WRITTEN TASK: Look through the data and write out every line with the word "radius" in it.
---------- DATA ENTRIES
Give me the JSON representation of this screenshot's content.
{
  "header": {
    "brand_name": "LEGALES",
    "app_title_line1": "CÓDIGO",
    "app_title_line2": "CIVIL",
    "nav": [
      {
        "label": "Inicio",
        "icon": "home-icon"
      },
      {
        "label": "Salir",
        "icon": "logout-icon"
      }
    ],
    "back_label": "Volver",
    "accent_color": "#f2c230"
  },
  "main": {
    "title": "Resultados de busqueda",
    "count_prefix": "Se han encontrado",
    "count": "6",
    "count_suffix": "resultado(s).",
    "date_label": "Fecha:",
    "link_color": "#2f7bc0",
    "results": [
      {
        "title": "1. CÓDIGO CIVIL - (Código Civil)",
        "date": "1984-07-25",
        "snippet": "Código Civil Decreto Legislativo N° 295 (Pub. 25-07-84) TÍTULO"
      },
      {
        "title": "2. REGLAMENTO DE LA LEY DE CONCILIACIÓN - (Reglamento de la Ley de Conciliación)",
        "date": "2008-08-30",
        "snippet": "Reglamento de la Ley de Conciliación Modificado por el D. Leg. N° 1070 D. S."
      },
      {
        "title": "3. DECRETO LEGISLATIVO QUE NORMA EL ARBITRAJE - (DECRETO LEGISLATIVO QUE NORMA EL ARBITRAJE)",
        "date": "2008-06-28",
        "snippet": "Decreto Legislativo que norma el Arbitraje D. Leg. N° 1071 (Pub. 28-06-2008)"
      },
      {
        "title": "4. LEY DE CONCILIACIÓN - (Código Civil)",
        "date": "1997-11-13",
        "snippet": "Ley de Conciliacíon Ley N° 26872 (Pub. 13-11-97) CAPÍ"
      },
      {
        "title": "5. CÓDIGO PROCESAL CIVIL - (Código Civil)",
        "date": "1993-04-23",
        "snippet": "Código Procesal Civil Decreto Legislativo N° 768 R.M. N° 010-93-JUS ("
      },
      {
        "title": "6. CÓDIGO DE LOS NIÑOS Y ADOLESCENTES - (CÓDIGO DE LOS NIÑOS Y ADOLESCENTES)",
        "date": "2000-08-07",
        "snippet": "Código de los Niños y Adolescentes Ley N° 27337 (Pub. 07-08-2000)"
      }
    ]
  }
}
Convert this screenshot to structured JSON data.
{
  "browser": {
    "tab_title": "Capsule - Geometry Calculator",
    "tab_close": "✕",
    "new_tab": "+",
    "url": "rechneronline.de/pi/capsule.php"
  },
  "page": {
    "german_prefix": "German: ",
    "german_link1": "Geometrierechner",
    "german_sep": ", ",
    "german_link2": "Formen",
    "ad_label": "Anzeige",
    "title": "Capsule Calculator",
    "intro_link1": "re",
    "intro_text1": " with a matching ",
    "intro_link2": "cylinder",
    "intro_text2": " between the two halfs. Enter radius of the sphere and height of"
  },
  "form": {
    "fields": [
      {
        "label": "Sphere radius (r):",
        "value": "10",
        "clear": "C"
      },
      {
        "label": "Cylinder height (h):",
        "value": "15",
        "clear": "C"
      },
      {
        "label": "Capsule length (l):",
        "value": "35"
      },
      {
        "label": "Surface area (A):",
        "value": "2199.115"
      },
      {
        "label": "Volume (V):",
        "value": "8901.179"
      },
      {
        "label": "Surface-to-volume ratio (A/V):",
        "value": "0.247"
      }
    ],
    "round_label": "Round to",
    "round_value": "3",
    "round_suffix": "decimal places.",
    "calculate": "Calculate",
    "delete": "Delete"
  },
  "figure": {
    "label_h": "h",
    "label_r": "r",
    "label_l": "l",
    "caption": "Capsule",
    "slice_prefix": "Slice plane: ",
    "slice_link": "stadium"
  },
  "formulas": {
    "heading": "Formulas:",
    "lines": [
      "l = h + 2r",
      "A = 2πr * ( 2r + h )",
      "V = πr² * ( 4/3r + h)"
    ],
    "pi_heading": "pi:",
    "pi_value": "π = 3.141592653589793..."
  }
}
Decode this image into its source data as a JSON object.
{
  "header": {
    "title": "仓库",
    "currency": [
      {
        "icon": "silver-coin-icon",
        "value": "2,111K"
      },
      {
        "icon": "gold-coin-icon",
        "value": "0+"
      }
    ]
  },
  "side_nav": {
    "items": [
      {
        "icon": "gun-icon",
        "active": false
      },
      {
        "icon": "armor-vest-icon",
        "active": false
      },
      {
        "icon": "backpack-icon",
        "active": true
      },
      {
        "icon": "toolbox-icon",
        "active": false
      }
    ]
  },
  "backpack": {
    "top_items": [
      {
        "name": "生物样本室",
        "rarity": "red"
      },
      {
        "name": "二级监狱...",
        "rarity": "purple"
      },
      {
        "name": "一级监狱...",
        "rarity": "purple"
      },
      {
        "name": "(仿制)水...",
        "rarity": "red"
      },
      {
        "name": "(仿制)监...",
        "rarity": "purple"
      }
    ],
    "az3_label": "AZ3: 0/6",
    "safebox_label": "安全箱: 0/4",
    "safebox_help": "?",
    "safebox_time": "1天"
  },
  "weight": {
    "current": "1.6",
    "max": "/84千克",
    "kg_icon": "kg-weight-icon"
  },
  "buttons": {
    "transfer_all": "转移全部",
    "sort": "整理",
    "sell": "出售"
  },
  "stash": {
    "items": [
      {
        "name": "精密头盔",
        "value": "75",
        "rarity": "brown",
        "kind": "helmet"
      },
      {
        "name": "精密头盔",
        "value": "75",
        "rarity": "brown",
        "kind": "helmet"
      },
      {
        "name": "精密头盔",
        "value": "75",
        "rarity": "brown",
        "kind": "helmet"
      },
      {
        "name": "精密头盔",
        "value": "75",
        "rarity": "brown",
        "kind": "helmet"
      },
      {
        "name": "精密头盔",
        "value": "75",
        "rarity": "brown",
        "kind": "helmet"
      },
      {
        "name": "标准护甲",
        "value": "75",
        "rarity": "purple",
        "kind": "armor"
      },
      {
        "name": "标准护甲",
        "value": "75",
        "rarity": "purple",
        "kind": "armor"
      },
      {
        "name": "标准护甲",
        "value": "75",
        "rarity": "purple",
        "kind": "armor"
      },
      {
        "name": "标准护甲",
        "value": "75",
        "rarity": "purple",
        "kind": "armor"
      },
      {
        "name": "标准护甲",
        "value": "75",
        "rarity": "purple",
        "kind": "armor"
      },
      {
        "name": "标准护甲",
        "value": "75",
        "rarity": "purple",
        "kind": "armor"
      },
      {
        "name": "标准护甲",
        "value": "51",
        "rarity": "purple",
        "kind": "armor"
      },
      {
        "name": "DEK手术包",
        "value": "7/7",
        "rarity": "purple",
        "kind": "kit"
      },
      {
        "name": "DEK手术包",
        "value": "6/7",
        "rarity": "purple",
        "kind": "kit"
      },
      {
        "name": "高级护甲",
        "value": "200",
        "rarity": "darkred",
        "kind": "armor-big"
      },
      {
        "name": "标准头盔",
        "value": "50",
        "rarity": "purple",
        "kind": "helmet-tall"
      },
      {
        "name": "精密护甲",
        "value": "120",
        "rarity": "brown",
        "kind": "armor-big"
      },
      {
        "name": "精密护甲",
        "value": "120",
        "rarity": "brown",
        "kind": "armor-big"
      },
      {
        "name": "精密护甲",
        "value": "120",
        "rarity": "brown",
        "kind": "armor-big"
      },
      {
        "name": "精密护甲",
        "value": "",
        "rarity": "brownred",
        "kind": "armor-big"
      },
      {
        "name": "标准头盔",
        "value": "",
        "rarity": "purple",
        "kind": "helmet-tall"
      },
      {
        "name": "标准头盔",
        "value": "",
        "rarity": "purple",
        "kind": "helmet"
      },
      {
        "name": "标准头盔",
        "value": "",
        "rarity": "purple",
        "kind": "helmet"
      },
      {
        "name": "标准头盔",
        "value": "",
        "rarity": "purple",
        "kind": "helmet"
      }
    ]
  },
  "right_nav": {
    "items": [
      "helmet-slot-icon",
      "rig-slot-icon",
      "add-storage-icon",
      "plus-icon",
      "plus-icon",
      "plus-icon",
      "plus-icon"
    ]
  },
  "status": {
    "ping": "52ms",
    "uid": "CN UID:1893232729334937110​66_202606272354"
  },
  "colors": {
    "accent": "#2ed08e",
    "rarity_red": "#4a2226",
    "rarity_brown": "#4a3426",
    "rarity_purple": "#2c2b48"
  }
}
--------------------
RESPONSE:
    "intro_text2": " between the two halfs. Enter radius of the sphere and height of"
        "label": "Sphere radius (r):",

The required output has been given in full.